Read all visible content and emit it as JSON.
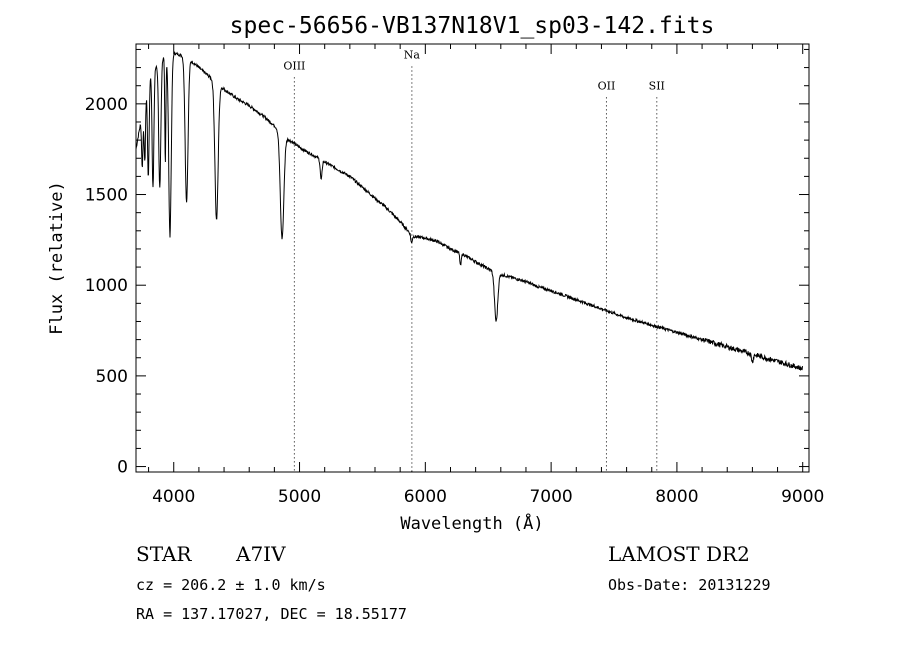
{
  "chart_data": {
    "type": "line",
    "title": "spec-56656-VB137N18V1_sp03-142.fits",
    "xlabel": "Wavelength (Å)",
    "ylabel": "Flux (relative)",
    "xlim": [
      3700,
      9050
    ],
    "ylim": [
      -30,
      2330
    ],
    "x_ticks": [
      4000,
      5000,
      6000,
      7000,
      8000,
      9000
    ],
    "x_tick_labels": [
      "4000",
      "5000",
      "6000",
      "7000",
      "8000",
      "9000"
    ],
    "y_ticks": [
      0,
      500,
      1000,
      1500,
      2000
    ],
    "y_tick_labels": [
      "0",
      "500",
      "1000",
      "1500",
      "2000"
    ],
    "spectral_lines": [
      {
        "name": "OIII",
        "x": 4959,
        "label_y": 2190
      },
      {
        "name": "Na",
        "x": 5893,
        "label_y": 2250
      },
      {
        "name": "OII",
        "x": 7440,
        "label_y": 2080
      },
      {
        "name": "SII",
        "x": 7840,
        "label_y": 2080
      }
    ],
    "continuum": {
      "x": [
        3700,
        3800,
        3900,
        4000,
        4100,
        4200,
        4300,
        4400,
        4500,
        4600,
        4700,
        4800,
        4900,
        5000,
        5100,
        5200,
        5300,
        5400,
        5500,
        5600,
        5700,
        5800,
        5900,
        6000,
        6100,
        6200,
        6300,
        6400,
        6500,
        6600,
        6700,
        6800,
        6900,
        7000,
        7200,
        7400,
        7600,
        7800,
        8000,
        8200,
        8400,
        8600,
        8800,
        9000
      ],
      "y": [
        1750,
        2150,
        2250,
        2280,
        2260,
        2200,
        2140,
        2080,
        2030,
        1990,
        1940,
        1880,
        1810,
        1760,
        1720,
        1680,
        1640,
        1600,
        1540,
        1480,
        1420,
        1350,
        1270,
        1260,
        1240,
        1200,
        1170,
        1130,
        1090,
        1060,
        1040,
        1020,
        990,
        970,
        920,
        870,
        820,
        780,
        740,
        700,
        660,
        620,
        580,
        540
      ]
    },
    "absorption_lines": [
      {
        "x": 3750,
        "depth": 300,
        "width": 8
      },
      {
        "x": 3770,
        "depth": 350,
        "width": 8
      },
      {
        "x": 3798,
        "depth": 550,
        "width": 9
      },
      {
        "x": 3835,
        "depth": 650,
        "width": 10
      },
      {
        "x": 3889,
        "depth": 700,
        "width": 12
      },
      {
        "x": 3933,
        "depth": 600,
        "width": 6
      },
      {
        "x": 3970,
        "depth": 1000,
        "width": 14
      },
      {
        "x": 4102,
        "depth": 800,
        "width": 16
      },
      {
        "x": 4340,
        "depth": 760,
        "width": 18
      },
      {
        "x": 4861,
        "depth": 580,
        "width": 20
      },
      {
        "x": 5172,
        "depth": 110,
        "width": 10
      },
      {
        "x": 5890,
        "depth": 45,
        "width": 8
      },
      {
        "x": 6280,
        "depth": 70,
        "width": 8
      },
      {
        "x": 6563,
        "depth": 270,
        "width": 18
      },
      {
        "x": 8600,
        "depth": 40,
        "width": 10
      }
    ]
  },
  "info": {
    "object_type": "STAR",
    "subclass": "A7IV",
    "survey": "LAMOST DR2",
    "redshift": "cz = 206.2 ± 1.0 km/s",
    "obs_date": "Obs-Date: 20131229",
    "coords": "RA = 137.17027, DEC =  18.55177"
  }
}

════════════════════

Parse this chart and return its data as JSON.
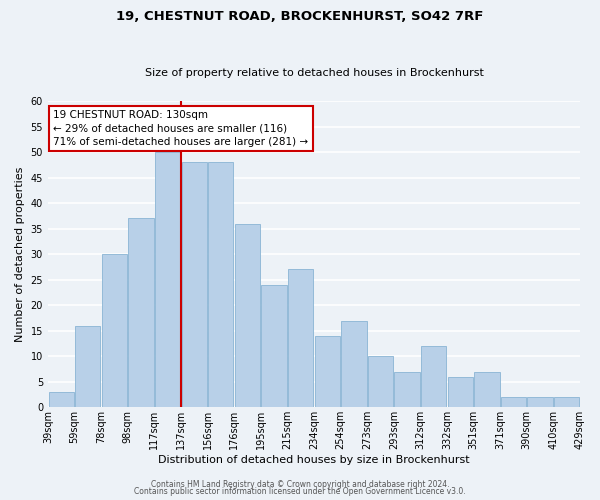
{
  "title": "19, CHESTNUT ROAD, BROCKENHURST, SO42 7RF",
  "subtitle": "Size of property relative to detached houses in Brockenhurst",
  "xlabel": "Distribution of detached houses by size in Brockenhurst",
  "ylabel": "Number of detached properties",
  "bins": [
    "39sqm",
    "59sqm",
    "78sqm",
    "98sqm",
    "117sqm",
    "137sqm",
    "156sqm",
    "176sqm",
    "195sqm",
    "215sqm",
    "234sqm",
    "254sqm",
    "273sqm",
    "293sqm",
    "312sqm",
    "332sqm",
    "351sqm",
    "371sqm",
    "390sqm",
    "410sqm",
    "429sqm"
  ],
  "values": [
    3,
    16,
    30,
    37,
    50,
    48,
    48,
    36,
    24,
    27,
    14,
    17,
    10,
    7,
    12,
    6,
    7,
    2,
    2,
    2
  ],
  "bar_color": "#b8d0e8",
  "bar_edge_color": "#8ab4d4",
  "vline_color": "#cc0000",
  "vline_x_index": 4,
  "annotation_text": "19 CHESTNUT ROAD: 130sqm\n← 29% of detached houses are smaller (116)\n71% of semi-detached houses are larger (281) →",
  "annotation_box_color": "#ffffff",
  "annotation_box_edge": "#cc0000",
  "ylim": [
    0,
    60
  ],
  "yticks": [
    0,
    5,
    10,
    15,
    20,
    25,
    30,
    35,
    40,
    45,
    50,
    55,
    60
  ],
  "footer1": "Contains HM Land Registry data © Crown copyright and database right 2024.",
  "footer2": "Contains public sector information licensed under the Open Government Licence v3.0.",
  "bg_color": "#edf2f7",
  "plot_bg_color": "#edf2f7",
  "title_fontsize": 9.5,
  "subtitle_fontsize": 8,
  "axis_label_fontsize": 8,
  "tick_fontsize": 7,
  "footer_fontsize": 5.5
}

════════════════════

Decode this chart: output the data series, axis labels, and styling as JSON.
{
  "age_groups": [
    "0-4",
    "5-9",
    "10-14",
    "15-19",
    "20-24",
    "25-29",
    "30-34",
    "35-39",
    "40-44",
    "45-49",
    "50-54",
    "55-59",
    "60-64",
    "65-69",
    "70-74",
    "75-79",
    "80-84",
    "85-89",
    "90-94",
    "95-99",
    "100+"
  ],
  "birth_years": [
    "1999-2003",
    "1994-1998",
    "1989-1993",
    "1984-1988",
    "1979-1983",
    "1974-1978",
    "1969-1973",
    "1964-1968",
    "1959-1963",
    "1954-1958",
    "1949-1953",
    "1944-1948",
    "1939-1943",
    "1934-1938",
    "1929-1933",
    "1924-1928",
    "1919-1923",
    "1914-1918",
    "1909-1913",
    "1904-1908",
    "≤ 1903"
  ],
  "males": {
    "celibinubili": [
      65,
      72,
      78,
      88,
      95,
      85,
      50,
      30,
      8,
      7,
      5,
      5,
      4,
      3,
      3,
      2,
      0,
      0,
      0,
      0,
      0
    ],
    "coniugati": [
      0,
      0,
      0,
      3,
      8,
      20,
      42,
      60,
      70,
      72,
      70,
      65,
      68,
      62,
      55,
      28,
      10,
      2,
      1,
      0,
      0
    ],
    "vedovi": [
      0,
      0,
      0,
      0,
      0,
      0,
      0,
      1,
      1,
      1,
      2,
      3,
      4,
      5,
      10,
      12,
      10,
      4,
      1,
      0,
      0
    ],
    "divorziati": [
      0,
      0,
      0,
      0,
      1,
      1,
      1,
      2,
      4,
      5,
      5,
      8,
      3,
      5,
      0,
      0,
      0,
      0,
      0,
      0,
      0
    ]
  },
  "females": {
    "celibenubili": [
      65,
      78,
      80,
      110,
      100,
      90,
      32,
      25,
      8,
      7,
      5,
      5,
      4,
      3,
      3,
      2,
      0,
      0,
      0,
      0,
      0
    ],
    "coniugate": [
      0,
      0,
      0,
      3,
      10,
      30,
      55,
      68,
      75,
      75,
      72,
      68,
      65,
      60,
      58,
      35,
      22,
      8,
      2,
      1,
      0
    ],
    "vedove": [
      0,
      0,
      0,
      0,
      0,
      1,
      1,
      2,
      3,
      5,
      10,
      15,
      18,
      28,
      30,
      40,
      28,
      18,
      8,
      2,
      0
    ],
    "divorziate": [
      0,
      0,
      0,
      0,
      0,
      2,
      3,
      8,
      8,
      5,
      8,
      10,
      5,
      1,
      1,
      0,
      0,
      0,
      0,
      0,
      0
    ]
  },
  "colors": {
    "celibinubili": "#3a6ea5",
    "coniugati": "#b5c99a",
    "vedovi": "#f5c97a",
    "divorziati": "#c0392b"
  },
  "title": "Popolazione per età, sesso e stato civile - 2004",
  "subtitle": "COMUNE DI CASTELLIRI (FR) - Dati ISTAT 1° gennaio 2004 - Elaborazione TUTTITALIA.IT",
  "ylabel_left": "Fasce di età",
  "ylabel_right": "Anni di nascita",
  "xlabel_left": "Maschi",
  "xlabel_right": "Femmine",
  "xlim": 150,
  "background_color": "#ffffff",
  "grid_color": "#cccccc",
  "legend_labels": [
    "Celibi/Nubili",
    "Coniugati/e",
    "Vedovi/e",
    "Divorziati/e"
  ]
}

════════════════════

Each line with the string "houses" in it needs to be found and copied.

Exercise solution:
  "subtitle": "Size of property relative to detached houses in Brockenhurst",
  "xlabel": "Distribution of detached houses by size in Brockenhurst",
  "annotation_text": "19 CHESTNUT ROAD: 130sqm\n← 29% of detached houses are smaller (116)\n71% of semi-detached houses are larger (281) →",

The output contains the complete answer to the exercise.